[Given information]
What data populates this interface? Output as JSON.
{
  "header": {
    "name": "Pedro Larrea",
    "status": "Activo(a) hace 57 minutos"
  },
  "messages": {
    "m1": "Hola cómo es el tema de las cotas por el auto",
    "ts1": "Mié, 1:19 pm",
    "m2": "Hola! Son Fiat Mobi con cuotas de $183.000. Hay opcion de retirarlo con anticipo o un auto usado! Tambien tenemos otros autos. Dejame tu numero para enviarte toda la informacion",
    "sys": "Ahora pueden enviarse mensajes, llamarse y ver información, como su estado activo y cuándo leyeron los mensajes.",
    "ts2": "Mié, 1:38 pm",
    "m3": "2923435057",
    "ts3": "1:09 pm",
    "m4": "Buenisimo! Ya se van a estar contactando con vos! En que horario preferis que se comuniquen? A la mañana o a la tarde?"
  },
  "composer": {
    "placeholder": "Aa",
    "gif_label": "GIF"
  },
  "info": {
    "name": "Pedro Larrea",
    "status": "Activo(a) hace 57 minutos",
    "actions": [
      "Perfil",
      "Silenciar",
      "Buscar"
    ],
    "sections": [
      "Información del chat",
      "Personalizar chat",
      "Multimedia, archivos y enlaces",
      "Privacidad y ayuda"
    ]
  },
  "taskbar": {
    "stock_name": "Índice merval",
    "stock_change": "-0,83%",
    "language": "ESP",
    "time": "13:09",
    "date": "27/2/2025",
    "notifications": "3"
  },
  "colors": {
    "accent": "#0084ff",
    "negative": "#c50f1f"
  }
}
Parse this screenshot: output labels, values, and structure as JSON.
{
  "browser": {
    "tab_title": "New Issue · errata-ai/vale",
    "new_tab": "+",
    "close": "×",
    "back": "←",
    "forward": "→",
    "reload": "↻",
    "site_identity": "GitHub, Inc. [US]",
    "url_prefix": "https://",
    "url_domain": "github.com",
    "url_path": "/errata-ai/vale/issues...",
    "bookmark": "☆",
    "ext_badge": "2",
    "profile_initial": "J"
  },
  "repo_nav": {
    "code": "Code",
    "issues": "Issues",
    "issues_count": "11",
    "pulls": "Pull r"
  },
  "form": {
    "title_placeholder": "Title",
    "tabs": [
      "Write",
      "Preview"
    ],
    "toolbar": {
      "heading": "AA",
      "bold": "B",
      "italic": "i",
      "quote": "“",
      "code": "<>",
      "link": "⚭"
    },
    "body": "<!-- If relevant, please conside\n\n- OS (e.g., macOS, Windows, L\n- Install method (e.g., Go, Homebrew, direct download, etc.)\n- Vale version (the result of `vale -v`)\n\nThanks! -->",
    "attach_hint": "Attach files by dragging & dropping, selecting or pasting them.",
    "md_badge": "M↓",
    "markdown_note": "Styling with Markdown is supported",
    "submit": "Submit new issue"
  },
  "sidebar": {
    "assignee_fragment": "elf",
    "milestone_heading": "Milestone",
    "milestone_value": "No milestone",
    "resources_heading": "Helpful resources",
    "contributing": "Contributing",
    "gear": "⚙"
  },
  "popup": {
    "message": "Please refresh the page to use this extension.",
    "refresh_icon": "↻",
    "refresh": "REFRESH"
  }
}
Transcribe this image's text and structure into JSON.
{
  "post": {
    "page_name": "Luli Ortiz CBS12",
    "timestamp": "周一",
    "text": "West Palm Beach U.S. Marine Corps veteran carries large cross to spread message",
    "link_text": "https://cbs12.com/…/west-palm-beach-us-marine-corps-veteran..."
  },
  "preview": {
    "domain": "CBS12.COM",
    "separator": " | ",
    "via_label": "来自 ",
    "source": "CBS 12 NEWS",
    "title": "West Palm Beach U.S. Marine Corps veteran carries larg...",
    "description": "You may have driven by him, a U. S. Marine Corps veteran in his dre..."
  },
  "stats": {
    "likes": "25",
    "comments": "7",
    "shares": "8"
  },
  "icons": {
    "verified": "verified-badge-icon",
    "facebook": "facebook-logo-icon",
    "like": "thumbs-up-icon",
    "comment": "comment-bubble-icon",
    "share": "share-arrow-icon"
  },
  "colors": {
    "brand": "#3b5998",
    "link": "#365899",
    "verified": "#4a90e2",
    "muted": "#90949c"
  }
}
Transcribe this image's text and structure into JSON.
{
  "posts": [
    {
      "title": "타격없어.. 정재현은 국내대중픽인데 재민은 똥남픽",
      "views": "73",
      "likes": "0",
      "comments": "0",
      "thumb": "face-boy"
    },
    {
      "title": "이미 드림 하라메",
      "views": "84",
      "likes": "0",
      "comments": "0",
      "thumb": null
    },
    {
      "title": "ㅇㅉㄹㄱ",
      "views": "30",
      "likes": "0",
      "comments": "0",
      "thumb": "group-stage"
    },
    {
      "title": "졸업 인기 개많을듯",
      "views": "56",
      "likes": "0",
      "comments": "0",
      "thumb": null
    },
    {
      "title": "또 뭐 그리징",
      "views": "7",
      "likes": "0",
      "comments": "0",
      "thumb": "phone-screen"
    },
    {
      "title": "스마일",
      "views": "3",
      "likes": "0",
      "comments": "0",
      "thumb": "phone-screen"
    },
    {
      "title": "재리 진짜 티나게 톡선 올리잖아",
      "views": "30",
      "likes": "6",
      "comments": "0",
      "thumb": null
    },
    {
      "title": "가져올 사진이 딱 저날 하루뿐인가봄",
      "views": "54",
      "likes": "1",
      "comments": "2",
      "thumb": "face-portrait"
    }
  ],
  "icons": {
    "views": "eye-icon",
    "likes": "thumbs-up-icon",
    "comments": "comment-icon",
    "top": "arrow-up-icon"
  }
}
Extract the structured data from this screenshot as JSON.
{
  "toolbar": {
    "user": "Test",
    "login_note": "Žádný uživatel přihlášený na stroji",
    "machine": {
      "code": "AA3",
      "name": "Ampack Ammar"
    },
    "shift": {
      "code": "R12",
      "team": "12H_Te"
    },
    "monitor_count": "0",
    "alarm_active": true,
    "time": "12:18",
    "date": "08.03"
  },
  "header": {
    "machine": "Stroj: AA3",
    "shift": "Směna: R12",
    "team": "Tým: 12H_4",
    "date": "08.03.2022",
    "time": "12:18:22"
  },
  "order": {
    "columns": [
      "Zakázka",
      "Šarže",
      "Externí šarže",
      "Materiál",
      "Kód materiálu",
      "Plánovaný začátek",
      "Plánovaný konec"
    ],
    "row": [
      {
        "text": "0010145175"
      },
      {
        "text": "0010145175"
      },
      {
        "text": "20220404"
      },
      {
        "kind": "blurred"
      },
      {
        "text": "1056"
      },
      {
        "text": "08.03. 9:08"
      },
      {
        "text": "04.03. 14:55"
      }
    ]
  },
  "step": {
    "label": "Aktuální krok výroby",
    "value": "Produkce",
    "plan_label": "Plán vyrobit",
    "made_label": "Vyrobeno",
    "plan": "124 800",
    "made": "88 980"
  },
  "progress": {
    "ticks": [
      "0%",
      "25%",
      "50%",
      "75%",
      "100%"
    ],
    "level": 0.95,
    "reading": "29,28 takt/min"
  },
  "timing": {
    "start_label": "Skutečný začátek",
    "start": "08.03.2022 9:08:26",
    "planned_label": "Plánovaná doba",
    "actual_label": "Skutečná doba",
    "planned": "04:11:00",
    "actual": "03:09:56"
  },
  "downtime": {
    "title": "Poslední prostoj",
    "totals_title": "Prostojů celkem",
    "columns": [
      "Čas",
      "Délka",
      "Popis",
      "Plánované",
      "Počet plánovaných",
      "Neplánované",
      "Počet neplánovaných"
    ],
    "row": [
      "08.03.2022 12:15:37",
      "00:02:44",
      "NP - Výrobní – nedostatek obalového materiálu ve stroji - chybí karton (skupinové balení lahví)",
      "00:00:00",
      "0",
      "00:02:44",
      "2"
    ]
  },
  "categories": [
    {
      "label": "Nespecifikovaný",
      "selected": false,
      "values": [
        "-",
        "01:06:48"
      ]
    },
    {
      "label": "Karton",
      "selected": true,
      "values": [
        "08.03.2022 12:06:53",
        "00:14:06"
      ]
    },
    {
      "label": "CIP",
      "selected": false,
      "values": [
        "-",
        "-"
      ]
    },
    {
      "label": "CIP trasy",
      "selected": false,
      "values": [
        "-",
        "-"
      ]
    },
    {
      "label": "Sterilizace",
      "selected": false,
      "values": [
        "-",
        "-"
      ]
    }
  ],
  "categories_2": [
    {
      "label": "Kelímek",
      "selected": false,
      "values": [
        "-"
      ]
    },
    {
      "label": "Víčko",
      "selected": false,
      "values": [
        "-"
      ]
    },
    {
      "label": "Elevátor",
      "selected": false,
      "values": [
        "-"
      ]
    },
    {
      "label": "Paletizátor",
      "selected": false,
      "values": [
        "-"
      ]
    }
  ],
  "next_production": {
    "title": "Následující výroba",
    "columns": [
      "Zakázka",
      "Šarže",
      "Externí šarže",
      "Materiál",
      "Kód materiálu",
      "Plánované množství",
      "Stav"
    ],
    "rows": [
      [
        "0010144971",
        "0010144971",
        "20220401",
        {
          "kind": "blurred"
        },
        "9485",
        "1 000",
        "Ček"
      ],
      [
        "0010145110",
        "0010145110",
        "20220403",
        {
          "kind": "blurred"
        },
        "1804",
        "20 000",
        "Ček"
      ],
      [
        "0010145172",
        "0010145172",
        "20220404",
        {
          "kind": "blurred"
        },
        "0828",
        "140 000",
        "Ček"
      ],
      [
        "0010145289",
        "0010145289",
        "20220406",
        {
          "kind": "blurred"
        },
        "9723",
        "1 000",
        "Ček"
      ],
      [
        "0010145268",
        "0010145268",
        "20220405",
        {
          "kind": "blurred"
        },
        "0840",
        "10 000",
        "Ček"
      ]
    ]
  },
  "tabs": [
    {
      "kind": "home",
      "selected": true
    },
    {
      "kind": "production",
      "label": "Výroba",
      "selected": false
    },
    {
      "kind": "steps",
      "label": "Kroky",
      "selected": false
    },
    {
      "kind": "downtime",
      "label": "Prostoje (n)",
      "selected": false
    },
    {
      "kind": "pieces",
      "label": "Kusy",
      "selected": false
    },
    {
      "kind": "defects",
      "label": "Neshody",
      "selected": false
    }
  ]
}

[Problem description] From the entries, copy out each line containing the word "hace".

[Solution to this exercise]
    "status": "Activo(a) hace 57 minutos"
    "status": "Activo(a) hace 57 minutos",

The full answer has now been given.